Goal
Reproduce each record exactly.

Data extract
--------------------
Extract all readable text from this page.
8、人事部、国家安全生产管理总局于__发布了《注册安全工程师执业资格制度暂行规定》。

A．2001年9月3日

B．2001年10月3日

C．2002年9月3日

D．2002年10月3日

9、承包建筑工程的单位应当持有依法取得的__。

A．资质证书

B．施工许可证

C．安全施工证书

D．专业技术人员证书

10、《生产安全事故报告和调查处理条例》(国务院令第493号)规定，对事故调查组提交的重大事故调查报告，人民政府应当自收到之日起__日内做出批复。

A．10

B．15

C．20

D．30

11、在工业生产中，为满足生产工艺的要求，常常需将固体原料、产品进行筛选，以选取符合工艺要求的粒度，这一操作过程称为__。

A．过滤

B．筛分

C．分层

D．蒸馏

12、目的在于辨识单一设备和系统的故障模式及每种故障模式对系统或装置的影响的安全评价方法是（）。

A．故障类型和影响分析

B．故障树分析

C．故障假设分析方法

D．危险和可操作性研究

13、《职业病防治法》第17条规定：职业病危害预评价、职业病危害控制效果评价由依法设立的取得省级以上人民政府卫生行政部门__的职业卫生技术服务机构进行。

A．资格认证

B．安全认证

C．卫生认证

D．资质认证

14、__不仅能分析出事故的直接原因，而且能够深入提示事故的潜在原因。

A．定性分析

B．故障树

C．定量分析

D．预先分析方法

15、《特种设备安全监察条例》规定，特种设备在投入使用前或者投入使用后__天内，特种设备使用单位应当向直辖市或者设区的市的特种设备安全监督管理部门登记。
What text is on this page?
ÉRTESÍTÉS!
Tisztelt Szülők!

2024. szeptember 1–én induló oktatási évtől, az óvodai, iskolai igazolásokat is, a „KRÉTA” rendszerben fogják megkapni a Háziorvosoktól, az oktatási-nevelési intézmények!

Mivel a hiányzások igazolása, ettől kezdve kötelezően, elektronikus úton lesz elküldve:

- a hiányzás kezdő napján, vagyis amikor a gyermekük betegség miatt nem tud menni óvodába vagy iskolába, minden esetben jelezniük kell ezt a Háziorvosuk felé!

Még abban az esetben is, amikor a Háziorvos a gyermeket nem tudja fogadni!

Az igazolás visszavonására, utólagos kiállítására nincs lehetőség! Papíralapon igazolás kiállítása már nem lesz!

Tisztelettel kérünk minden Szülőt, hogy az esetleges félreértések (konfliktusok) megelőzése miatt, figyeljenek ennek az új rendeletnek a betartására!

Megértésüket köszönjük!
--------------------
Task solution
Extract all readable text from this page.
8、人事部、国家安全生产管理总局于__发布了《注册安全工程师执业资格制度暂行规定》。

A．2001年9月3日

B．2001年10月3日

C．2002年9月3日

D．2002年10月3日

9、承包建筑工程的单位应当持有依法取得的__。

A．资质证书

B．施工许可证

C．安全施工证书

D．专业技术人员证书

10、《生产安全事故报告和调查处理条例》(国务院令第493号)规定，对事故调查组提交的重大事故调查报告，人民政府应当自收到之日起__日内做出批复。

A．10

B．15

C．20

D．30

11、在工业生产中，为满足生产工艺的要求，常常需将固体原料、产品进行筛选，以选取符合工艺要求的粒度，这一操作过程称为__。

A．过滤

B．筛分

C．分层

D．蒸馏

12、目的在于辨识单一设备和系统的故障模式及每种故障模式对系统或装置的影响的安全评价方法是（）。

A．故障类型和影响分析

B．故障树分析

C．故障假设分析方法

D．危险和可操作性研究

13、《职业病防治法》第17条规定：职业病危害预评价、职业病危害控制效果评价由依法设立的取得省级以上人民政府卫生行政部门__的职业卫生技术服务机构进行。

A．资格认证

B．安全认证

C．卫生认证

D．资质认证

14、__不仅能分析出事故的直接原因，而且能够深入提示事故的潜在原因。

A．定性分析

B．故障树

C．定量分析

D．预先分析方法

15、《特种设备安全监察条例》规定，特种设备在投入使用前或者投入使用后__天内，特种设备使用单位应当向直辖市或者设区的市的特种设备安全监督管理部门登记。
What text is on this page?
ÉRTESÍTÉS!
Tisztelt Szülők!

2024. szeptember 1–én induló oktatási évtől, az óvodai, iskolai igazolásokat is, a „KRÉTA” rendszerben fogják megkapni a Háziorvosoktól, az oktatási-nevelési intézmények!

Mivel a hiányzások igazolása, ettől kezdve kötelezően, elektronikus úton lesz elküldve:

- a hiányzás kezdő napján, vagyis amikor a gyermekük betegség miatt nem tud menni óvodába vagy iskolába, minden esetben jelezniük kell ezt a Háziorvosuk felé!

Még abban az esetben is, amikor a Háziorvos a gyermeket nem tudja fogadni!

Az igazolás visszavonására, utólagos kiállítására nincs lehetőség! Papíralapon igazolás kiállítása már nem lesz!

Tisztelettel kérünk minden Szülőt, hogy az esetleges félreértések (konfliktusok) megelőzése miatt, figyeljenek ennek az új rendeletnek a betartására!

Megértésüket köszönjük!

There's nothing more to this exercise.